#### SHORT PROBLEM
Show all lines from the listing below that contain "this".

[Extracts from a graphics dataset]
--------------------

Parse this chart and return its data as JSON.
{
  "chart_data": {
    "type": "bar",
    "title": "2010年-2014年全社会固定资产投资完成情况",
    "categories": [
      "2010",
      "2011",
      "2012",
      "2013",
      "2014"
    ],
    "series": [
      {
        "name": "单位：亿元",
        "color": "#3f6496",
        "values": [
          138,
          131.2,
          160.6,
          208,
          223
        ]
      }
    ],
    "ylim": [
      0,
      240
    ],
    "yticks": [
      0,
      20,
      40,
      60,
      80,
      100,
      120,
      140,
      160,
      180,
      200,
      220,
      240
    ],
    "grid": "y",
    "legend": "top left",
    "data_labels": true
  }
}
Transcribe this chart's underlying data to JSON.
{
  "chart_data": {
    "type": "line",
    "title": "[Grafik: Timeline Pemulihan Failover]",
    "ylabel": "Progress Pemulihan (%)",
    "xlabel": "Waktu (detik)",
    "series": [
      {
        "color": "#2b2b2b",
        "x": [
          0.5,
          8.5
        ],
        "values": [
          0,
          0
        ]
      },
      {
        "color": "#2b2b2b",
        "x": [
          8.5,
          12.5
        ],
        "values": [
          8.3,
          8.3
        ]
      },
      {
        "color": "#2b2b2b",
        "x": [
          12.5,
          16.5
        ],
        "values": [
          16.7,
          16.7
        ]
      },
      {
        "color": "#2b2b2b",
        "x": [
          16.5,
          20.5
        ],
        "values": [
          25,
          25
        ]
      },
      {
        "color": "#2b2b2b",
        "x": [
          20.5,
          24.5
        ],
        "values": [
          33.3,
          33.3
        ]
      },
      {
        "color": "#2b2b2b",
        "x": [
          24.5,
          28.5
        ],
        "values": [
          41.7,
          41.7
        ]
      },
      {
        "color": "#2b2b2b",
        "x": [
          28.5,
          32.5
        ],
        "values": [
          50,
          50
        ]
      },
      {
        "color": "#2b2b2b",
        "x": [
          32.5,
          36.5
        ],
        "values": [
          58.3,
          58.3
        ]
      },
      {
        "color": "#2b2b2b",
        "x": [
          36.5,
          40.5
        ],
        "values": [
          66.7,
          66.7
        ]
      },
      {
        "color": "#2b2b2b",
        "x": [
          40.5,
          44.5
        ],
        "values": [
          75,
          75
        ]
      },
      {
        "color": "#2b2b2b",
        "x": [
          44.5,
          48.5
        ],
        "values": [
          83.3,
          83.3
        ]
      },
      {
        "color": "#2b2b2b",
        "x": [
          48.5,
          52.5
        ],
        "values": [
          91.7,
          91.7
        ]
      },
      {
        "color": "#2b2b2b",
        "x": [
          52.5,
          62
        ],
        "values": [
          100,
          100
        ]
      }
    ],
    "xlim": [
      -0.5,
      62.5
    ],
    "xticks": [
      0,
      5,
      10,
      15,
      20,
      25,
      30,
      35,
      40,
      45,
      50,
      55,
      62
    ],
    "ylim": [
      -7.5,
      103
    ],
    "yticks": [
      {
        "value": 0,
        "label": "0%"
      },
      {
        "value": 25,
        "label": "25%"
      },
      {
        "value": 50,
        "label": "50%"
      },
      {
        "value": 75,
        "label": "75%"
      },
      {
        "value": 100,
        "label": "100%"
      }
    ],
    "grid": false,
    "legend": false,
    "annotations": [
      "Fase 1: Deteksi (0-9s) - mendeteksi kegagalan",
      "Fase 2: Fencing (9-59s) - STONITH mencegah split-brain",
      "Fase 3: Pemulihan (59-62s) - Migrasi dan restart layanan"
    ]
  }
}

--------------------

#### EXERCISE RESULT
Parse this chart and return its data as JSON.
Transcribe this chart's underlying data to JSON.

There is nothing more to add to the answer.